** BEGIN **
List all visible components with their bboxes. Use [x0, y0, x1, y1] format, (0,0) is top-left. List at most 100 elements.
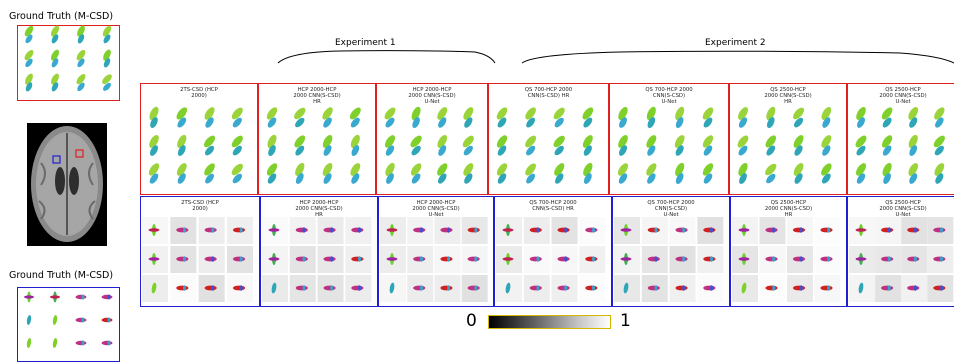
fodf-lobe	[934, 107, 945, 120]
fodf-lobe	[618, 145, 628, 156]
red-panel-qs700-unet: QS 700-HCP 2000 CNN(S-CSD) U-Net	[609, 83, 729, 195]
fodf-lobe	[211, 227, 215, 233]
fodf-lobe	[675, 117, 684, 128]
fodf-lobe	[766, 173, 776, 184]
fodf-lobe	[204, 163, 215, 176]
fodf-lobe	[555, 173, 564, 184]
colorbar	[488, 315, 611, 329]
fodf-lobe	[25, 82, 33, 92]
fodf-lobe	[351, 173, 360, 184]
fodf-lobe	[182, 285, 187, 291]
fodf-lobe	[25, 73, 33, 85]
fodf-lobe	[765, 256, 778, 262]
fodf-lobe	[583, 173, 592, 184]
fodf-lobe	[176, 227, 189, 233]
fodf-lobe	[295, 145, 305, 156]
fodf-lobe	[447, 227, 451, 233]
method-caption: 2TS-CSD (HCP 2000)	[180, 87, 218, 100]
fodf-lobe	[437, 107, 448, 120]
fodf-lobe	[176, 256, 189, 262]
fodf-lobe	[799, 256, 803, 262]
fodf-lobe	[526, 117, 535, 128]
fodf-lobe	[737, 135, 749, 148]
fodf-lobe	[675, 162, 685, 177]
fodf-lobe	[856, 117, 866, 128]
fodf-lobe	[440, 227, 453, 233]
fodf-lobe	[81, 294, 85, 300]
fodf-lobe	[585, 285, 598, 291]
fodf-lobe	[647, 227, 660, 233]
fodf-lobe	[855, 257, 867, 261]
fodf-lobe	[384, 107, 396, 120]
fodf-lobe	[502, 228, 514, 232]
colorbar-min-label: 0	[466, 311, 477, 331]
fodf-lobe	[887, 285, 891, 291]
fodf-lobe	[939, 227, 944, 233]
fodf-lobe	[881, 107, 893, 120]
method-caption: HCP 2000-HCP 2000 CNN(S-CSD) U-Net	[412, 200, 460, 219]
fodf-lobe	[419, 285, 423, 291]
fodf-lobe	[151, 282, 157, 294]
fodf-lobe	[467, 256, 480, 262]
fodf-lobe	[557, 285, 570, 291]
fodf-lobe	[591, 285, 596, 291]
fodf-lobe	[935, 117, 944, 128]
fodf-lobe	[821, 135, 832, 148]
fodf-lobe	[909, 117, 918, 128]
fodf-lobe	[794, 145, 803, 156]
fodf-lobe	[412, 117, 420, 129]
fodf-lobe	[856, 173, 866, 184]
fodf-lobe	[682, 256, 686, 262]
fodf-lobe	[474, 285, 478, 291]
fodf-lobe	[177, 173, 186, 184]
fodf-lobe	[496, 163, 508, 176]
fodf-lobe	[419, 227, 423, 233]
fodf-lobe	[793, 163, 804, 176]
fodf-lobe	[205, 117, 214, 128]
fodf-lobe	[909, 173, 918, 184]
fodf-lobe	[623, 282, 629, 294]
ground-truth-red-roi	[17, 25, 120, 101]
fodf-lobe	[675, 173, 684, 184]
brain-slice-image	[27, 123, 107, 246]
fodf-lobe	[765, 227, 778, 233]
fodf-lobe	[330, 285, 334, 291]
fodf-lobe	[50, 49, 60, 61]
fodf-lobe	[702, 163, 714, 176]
fodf-lobe	[933, 227, 946, 233]
fodf-lobe	[827, 227, 831, 233]
blue-panel-hcp-hr: HCP 2000-HCP 2000 CNN(S-CSD) HR	[260, 196, 378, 307]
fodf-lobe	[204, 227, 217, 233]
fodf-lobe	[268, 228, 280, 232]
fodf-lobe	[389, 282, 395, 294]
red-panel-qs2500-unet: QS 2500-HCP 2000 CNN(S-CSD) U-Net	[847, 83, 954, 195]
fodf-lobe	[101, 317, 113, 323]
fodf-lobe	[149, 135, 159, 148]
fodf-lobe	[75, 317, 87, 323]
fodf-lobe	[738, 145, 748, 156]
fodf-lobe	[103, 58, 111, 68]
fodf-lobe	[101, 340, 113, 346]
fodf-lobe	[772, 256, 776, 262]
fodf-lobe	[25, 34, 33, 44]
fodf-lobe	[467, 227, 480, 233]
fodf-lobe	[502, 257, 514, 261]
fodf-lobe	[675, 256, 688, 262]
fodf-lobe	[822, 145, 831, 156]
fodf-lobe	[177, 134, 187, 149]
fodf-lobe	[77, 34, 85, 44]
fodf-lobe	[497, 173, 507, 184]
fodf-lobe	[647, 285, 660, 291]
fodf-lobe	[913, 285, 917, 291]
fodf-lobe	[646, 106, 656, 121]
fodf-lobe	[821, 163, 832, 176]
method-caption: HCP 2000-HCP 2000 CNN(S-CSD) HR	[295, 200, 343, 219]
fodf-lobe	[323, 285, 336, 291]
fodf-lobe	[766, 145, 776, 156]
fodf-lobe	[357, 227, 362, 233]
fodf-lobe	[323, 256, 336, 262]
fodf-lobe	[933, 135, 945, 148]
fodf-lobe	[239, 256, 243, 262]
fodf-lobe	[295, 285, 308, 291]
fodf-lobe	[351, 256, 364, 262]
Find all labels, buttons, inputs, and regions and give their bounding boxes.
** END **
→ **What to produce**
Please rewrite all the records above, replacing "bounding boxes" with "bounding rectangles" and keeping everything else the same. Leave out the pictures.

→ **Response to this exercise**
List all visible components with their bboxes. Use [x0, y0, x1, y1] format, (0,0) is top-left. List at most 100 elements.
fodf-lobe	[934, 107, 945, 120]
fodf-lobe	[618, 145, 628, 156]
red-panel-qs700-unet: QS 700-HCP 2000 CNN(S-CSD) U-Net	[609, 83, 729, 195]
fodf-lobe	[211, 227, 215, 233]
fodf-lobe	[675, 117, 684, 128]
fodf-lobe	[766, 173, 776, 184]
fodf-lobe	[204, 163, 215, 176]
fodf-lobe	[555, 173, 564, 184]
colorbar	[488, 315, 611, 329]
fodf-lobe	[25, 82, 33, 92]
fodf-lobe	[351, 173, 360, 184]
fodf-lobe	[182, 285, 187, 291]
fodf-lobe	[25, 73, 33, 85]
fodf-lobe	[765, 256, 778, 262]
fodf-lobe	[583, 173, 592, 184]
fodf-lobe	[176, 227, 189, 233]
fodf-lobe	[295, 145, 305, 156]
fodf-lobe	[447, 227, 451, 233]
method-caption: 2TS-CSD (HCP 2000)	[180, 87, 218, 100]
fodf-lobe	[437, 107, 448, 120]
fodf-lobe	[176, 256, 189, 262]
fodf-lobe	[799, 256, 803, 262]
fodf-lobe	[526, 117, 535, 128]
fodf-lobe	[737, 135, 749, 148]
fodf-lobe	[675, 162, 685, 177]
fodf-lobe	[856, 117, 866, 128]
fodf-lobe	[440, 227, 453, 233]
fodf-lobe	[81, 294, 85, 300]
fodf-lobe	[585, 285, 598, 291]
fodf-lobe	[647, 227, 660, 233]
fodf-lobe	[855, 257, 867, 261]
fodf-lobe	[384, 107, 396, 120]
fodf-lobe	[502, 228, 514, 232]
colorbar-min-label: 0	[466, 311, 477, 331]
fodf-lobe	[887, 285, 891, 291]
fodf-lobe	[939, 227, 944, 233]
fodf-lobe	[881, 107, 893, 120]
method-caption: HCP 2000-HCP 2000 CNN(S-CSD) U-Net	[412, 200, 460, 219]
fodf-lobe	[419, 285, 423, 291]
fodf-lobe	[151, 282, 157, 294]
fodf-lobe	[467, 256, 480, 262]
fodf-lobe	[557, 285, 570, 291]
fodf-lobe	[591, 285, 596, 291]
fodf-lobe	[935, 117, 944, 128]
fodf-lobe	[821, 135, 832, 148]
fodf-lobe	[909, 117, 918, 128]
fodf-lobe	[794, 145, 803, 156]
fodf-lobe	[412, 117, 420, 129]
fodf-lobe	[856, 173, 866, 184]
fodf-lobe	[682, 256, 686, 262]
fodf-lobe	[474, 285, 478, 291]
fodf-lobe	[177, 173, 186, 184]
fodf-lobe	[496, 163, 508, 176]
fodf-lobe	[419, 227, 423, 233]
fodf-lobe	[793, 163, 804, 176]
fodf-lobe	[205, 117, 214, 128]
fodf-lobe	[909, 173, 918, 184]
fodf-lobe	[623, 282, 629, 294]
ground-truth-red-roi	[17, 25, 120, 101]
fodf-lobe	[675, 173, 684, 184]
brain-slice-image	[27, 123, 107, 246]
fodf-lobe	[765, 227, 778, 233]
fodf-lobe	[330, 285, 334, 291]
fodf-lobe	[50, 49, 60, 61]
fodf-lobe	[702, 163, 714, 176]
fodf-lobe	[933, 227, 946, 233]
fodf-lobe	[827, 227, 831, 233]
blue-panel-hcp-hr: HCP 2000-HCP 2000 CNN(S-CSD) HR	[260, 196, 378, 307]
fodf-lobe	[204, 227, 217, 233]
fodf-lobe	[268, 228, 280, 232]
fodf-lobe	[389, 282, 395, 294]
red-panel-qs2500-unet: QS 2500-HCP 2000 CNN(S-CSD) U-Net	[847, 83, 954, 195]
fodf-lobe	[101, 317, 113, 323]
fodf-lobe	[149, 135, 159, 148]
fodf-lobe	[75, 317, 87, 323]
fodf-lobe	[738, 145, 748, 156]
fodf-lobe	[103, 58, 111, 68]
fodf-lobe	[101, 340, 113, 346]
fodf-lobe	[772, 256, 776, 262]
fodf-lobe	[25, 34, 33, 44]
fodf-lobe	[467, 227, 480, 233]
fodf-lobe	[502, 257, 514, 261]
fodf-lobe	[675, 256, 688, 262]
fodf-lobe	[822, 145, 831, 156]
fodf-lobe	[177, 134, 187, 149]
fodf-lobe	[77, 34, 85, 44]
fodf-lobe	[497, 173, 507, 184]
fodf-lobe	[647, 285, 660, 291]
fodf-lobe	[913, 285, 917, 291]
fodf-lobe	[646, 106, 656, 121]
fodf-lobe	[821, 163, 832, 176]
method-caption: HCP 2000-HCP 2000 CNN(S-CSD) HR	[295, 200, 343, 219]
fodf-lobe	[323, 285, 336, 291]
fodf-lobe	[766, 145, 776, 156]
fodf-lobe	[357, 227, 362, 233]
fodf-lobe	[323, 256, 336, 262]
fodf-lobe	[933, 135, 945, 148]
fodf-lobe	[239, 256, 243, 262]
fodf-lobe	[295, 285, 308, 291]
fodf-lobe	[351, 256, 364, 262]
Find all labels, buttons, inputs, and regions and give their bounding rectangles.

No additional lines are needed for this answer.